● **Data for processing**

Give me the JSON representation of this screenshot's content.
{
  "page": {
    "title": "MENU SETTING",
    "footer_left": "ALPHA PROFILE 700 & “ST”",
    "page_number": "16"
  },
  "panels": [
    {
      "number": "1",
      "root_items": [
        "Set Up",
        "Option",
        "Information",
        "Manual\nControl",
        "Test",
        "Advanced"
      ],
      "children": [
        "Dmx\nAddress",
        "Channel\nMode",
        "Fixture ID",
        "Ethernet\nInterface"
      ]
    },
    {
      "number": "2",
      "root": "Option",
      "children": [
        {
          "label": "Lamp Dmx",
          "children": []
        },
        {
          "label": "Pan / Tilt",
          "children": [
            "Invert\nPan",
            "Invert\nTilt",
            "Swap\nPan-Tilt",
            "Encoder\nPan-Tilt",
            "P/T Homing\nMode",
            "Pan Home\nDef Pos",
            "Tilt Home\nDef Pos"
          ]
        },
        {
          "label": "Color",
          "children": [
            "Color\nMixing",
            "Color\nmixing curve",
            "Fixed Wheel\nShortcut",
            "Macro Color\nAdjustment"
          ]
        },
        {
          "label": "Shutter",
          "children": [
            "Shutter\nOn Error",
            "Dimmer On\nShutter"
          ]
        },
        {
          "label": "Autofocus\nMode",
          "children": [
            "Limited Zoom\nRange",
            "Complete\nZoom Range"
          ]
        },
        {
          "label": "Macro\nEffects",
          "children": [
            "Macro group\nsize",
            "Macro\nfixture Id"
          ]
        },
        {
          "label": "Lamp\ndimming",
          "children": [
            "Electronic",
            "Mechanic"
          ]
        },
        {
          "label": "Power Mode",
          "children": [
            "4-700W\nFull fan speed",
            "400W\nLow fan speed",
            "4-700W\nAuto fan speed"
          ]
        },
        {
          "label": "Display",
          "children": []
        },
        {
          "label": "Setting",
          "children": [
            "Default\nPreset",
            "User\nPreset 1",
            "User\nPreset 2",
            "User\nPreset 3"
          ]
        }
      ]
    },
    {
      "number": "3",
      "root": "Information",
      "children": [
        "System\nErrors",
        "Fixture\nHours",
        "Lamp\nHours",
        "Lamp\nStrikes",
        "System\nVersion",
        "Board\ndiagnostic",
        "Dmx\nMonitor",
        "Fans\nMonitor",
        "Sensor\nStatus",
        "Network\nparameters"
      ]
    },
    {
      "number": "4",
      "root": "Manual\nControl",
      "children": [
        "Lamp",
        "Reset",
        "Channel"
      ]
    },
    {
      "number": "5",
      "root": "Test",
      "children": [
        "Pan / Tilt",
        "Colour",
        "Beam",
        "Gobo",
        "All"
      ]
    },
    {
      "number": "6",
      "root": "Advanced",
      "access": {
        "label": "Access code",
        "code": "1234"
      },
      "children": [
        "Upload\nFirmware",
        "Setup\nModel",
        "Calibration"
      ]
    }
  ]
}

● **What the task requires**
Retype the entries exactly, including every line.

● **Solved exercise**
Give me the JSON representation of this screenshot's content.
{
  "page": {
    "title": "MENU SETTING",
    "footer_left": "ALPHA PROFILE 700 & “ST”",
    "page_number": "16"
  },
  "panels": [
    {
      "number": "1",
      "root_items": [
        "Set Up",
        "Option",
        "Information",
        "Manual\nControl",
        "Test",
        "Advanced"
      ],
      "children": [
        "Dmx\nAddress",
        "Channel\nMode",
        "Fixture ID",
        "Ethernet\nInterface"
      ]
    },
    {
      "number": "2",
      "root": "Option",
      "children": [
        {
          "label": "Lamp Dmx",
          "children": []
        },
        {
          "label": "Pan / Tilt",
          "children": [
            "Invert\nPan",
            "Invert\nTilt",
            "Swap\nPan-Tilt",
            "Encoder\nPan-Tilt",
            "P/T Homing\nMode",
            "Pan Home\nDef Pos",
            "Tilt Home\nDef Pos"
          ]
        },
        {
          "label": "Color",
          "children": [
            "Color\nMixing",
            "Color\nmixing curve",
            "Fixed Wheel\nShortcut",
            "Macro Color\nAdjustment"
          ]
        },
        {
          "label": "Shutter",
          "children": [
            "Shutter\nOn Error",
            "Dimmer On\nShutter"
          ]
        },
        {
          "label": "Autofocus\nMode",
          "children": [
            "Limited Zoom\nRange",
            "Complete\nZoom Range"
          ]
        },
        {
          "label": "Macro\nEffects",
          "children": [
            "Macro group\nsize",
            "Macro\nfixture Id"
          ]
        },
        {
          "label": "Lamp\ndimming",
          "children": [
            "Electronic",
            "Mechanic"
          ]
        },
        {
          "label": "Power Mode",
          "children": [
            "4-700W\nFull fan speed",
            "400W\nLow fan speed",
            "4-700W\nAuto fan speed"
          ]
        },
        {
          "label": "Display",
          "children": []
        },
        {
          "label": "Setting",
          "children": [
            "Default\nPreset",
            "User\nPreset 1",
            "User\nPreset 2",
            "User\nPreset 3"
          ]
        }
      ]
    },
    {
      "number": "3",
      "root": "Information",
      "children": [
        "System\nErrors",
        "Fixture\nHours",
        "Lamp\nHours",
        "Lamp\nStrikes",
        "System\nVersion",
        "Board\ndiagnostic",
        "Dmx\nMonitor",
        "Fans\nMonitor",
        "Sensor\nStatus",
        "Network\nparameters"
      ]
    },
    {
      "number": "4",
      "root": "Manual\nControl",
      "children": [
        "Lamp",
        "Reset",
        "Channel"
      ]
    },
    {
      "number": "5",
      "root": "Test",
      "children": [
        "Pan / Tilt",
        "Colour",
        "Beam",
        "Gobo",
        "All"
      ]
    },
    {
      "number": "6",
      "root": "Advanced",
      "access": {
        "label": "Access code",
        "code": "1234"
      },
      "children": [
        "Upload\nFirmware",
        "Setup\nModel",
        "Calibration"
      ]
    }
  ]
}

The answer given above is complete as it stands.